### ФРАГМЕНТ ТЕКСТА

################

Чем это отличается от Ричарда, других пьес, где тоже горы трупов? Тем, что там, в других пьесах, есть обоснования для убийств: месть миру за собственное уродство, справедливая месть, какая-то идея, помимо власти... А здесь – все прекрасно: красавица-жена, храбрый военачальник, богатый и счастливый вроде человек. Да он и убивать не хочет. Если бы не его вторая половина – Леди – он бы и не отважился... А потом – бесконечные муки.
И вот тут мне хочется привести мысль Одена, не тривиальную, как мне кажется. Макбет единственный, кто не может забыть убийства, потому что нет больше другого – того, кто мог бы помнить: убитого. Обращаясь к тени Банко, Макбет подает реплику, которая выдает его ужас перед тем, что тень не обладает сознанием и не может сказать: "Ты сделал это".
"Не скажет: "Ты убил!" и головой,
разбитой в кровь, мне не кивнет..."
Здесь дело в ужасном одиночестве. Он согласен на встречу с тенью убитого, лишь бы она обладала даром говорить с ним. И в конце, в сцене последней битвы, Макбет отказывается покончить с собой и говорит:
"Зачем роль римлянина-дурака
играть, на свой напарываясь меч?"
Он говорит так, потому что хочет правосудия, хочет отношений с другими человеческими существами. Если он погибает в битве, они восстановлены.
Александр Генис: Верно, ведь война – своеобразный способ общения...
Владимир Гандельсман: Вот эти бесконечные муки, это муки не то чтобы совести – это муки тотального одиночества. И все-таки, после изрядного разбора пьесы, Оден восклицает, и это последняя фраза в его статье: что же касается характера Макбета, то все же почему его действия были столь безумны?
Александр Генис: То есть даже Оден, который так проницательно описал Яго как тип первого ученого-экспериментатора, ставящего над Отелло научный опыт, даже Оден не смог сам себе объяснить мотивы Макбета. А у вас есть рабочее объяснение его поведению?
Владимир Гандельсман: Я думаю, вольно или невольно, Шекспир рассказывает историю мысли: что такое человеческая мысль? И олицетворением этого явления – явления мысли – служат ведьмы. Они словно зловещие извилины в голове Макбета. Любому человеку на земле, если он не святой, приходят в голову злые мысли. И "Макбет" – это история злодейской мысли. Что делать с ней? Ведьмы являются другу Макбета Банко, тоже являются, но у него иммунитет, он не принимает их в себя. Зависит ли это от заданной природы человека или от глубины "промысливания" грешной мысли? Макбет – это история и трагедия половинчатости: продумай он свое злоумышленье до конца, его, быть может, не надо было бы совершать... Это сложный философский вопрос, не знаю, понятно ли...

################

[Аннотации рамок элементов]
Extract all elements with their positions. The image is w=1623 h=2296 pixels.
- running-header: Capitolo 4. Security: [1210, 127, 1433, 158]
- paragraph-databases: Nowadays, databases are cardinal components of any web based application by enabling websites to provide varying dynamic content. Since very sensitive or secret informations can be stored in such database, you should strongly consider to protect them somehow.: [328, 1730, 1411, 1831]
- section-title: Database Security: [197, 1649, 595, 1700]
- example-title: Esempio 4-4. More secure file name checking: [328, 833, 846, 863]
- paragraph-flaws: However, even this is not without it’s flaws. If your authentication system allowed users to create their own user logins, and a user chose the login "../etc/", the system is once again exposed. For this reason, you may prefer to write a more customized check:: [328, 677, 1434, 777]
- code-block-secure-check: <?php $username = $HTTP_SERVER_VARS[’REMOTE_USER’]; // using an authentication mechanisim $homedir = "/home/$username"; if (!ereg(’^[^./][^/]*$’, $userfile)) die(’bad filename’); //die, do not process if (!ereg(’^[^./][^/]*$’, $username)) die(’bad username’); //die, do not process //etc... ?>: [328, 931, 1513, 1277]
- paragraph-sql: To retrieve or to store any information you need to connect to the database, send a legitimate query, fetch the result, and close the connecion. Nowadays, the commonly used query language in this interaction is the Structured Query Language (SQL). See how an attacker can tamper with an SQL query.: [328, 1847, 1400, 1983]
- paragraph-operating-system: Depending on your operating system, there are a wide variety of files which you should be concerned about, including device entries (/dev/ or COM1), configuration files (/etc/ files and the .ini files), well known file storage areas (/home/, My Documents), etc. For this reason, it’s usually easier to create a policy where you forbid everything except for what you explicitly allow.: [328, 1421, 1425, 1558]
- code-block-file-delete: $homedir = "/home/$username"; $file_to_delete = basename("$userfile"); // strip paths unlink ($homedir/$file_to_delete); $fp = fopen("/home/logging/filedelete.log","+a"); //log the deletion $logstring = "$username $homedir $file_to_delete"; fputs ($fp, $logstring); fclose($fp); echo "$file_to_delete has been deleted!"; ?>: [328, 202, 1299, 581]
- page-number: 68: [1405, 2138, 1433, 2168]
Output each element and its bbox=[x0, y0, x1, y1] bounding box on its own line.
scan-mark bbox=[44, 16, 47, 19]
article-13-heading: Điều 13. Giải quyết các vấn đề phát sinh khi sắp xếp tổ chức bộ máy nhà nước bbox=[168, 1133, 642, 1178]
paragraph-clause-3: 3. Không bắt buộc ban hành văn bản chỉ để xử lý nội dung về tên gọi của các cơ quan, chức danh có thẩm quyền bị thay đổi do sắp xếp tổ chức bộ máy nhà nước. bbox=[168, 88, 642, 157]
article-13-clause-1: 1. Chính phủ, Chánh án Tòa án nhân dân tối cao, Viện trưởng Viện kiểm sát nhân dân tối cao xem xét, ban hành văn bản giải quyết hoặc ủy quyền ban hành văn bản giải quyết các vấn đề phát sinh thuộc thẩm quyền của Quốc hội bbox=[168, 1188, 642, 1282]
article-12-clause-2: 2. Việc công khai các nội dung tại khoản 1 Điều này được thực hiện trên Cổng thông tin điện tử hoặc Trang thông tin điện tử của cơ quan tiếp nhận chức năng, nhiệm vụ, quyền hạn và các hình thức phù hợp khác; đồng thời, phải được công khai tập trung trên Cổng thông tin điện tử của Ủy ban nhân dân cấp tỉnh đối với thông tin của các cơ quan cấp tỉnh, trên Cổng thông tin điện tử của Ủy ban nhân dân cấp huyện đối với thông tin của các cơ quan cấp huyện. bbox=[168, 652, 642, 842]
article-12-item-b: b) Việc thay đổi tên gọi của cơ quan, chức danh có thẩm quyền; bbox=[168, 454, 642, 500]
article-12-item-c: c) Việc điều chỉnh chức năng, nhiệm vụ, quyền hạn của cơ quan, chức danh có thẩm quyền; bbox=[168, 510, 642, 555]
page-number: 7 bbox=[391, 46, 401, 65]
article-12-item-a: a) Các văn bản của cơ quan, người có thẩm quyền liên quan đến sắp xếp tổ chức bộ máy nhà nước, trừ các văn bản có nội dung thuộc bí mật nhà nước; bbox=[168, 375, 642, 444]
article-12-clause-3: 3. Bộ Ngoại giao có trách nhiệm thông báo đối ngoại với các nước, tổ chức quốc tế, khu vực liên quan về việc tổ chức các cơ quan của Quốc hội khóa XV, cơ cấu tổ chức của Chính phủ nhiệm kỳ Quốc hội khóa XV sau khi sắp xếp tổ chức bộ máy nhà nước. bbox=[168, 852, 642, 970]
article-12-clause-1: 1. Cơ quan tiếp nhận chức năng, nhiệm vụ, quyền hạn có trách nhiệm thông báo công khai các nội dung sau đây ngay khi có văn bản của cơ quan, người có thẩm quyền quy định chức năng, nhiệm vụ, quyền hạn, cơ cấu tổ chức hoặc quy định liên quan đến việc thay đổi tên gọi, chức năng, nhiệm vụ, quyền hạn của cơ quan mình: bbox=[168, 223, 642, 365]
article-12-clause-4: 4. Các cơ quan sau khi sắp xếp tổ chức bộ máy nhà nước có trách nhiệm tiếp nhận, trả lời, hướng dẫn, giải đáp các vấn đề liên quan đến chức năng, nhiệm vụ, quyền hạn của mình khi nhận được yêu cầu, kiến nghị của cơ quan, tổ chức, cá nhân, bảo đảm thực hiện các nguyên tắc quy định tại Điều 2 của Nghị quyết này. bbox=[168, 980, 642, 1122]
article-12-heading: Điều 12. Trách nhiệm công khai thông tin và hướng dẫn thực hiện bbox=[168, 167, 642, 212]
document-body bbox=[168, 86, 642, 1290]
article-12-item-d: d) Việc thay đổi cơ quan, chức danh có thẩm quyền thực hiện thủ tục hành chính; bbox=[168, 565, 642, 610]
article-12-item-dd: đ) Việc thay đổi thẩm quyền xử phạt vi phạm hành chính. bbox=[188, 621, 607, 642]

################

### ЗАДАНИЯ
**a)** Выпишите без изменений отрывок из фрагмента о «Макбете», начиная со слов "Здесь дело в" и заканчивая словами "битве, они восстановлены.".
**b)** Обновите строки, начиная с самой первой строки и заканчивая строкой, в которой стоит "- paragraph-sql: To", заменив "Nowadays" на "Today" и ничего больше не меняя. Приведите только эти строки.
Текст и строки представляют собой отдельные, не связанные между собой материалы.

### ОТВЕТЫ НИЖЕ
**a)**
Здесь дело в ужасном одиночестве. Он согласен на встречу с тенью убитого, лишь бы она обладала даром говорить с ним. И в конце, в сцене последней битвы, Макбет отказывается покончить с собой и говорит:
"Зачем роль римлянина-дурака
играть, на свой напарываясь меч?"
Он говорит так, потому что хочет правосудия, хочет отношений с другими человеческими существами. Если он погибает в битве, они восстановлены.

**b)**
Extract all elements with their positions. The image is w=1623 h=2296 pixels.
- running-header: Capitolo 4. Security: [1210, 127, 1433, 158]
- paragraph-databases: Today, databases are cardinal components of any web based application by enabling websites to provide varying dynamic content. Since very sensitive or secret informations can be stored in such database, you should strongly consider to protect them somehow.: [328, 1730, 1411, 1831]
- section-title: Database Security: [197, 1649, 595, 1700]
- example-title: Esempio 4-4. More secure file name checking: [328, 833, 846, 863]
- paragraph-flaws: However, even this is not without it’s flaws. If your authentication system allowed users to create their own user logins, and a user chose the login "../etc/", the system is once again exposed. For this reason, you may prefer to write a more customized check:: [328, 677, 1434, 777]
- code-block-secure-check: <?php $username = $HTTP_SERVER_VARS[’REMOTE_USER’]; // using an authentication mechanisim $homedir = "/home/$username"; if (!ereg(’^[^./][^/]*$’, $userfile)) die(’bad filename’); //die, do not process if (!ereg(’^[^./][^/]*$’, $username)) die(’bad username’); //die, do not process //etc... ?>: [328, 931, 1513, 1277]
- paragraph-sql: To retrieve or to store any information you need to connect to the database, send a legitimate query, fetch the result, and close the connecion. Today, the commonly used query language in this interaction is the Structured Query Language (SQL). See how an attacker can tamper with an SQL query.: [328, 1847, 1400, 1983]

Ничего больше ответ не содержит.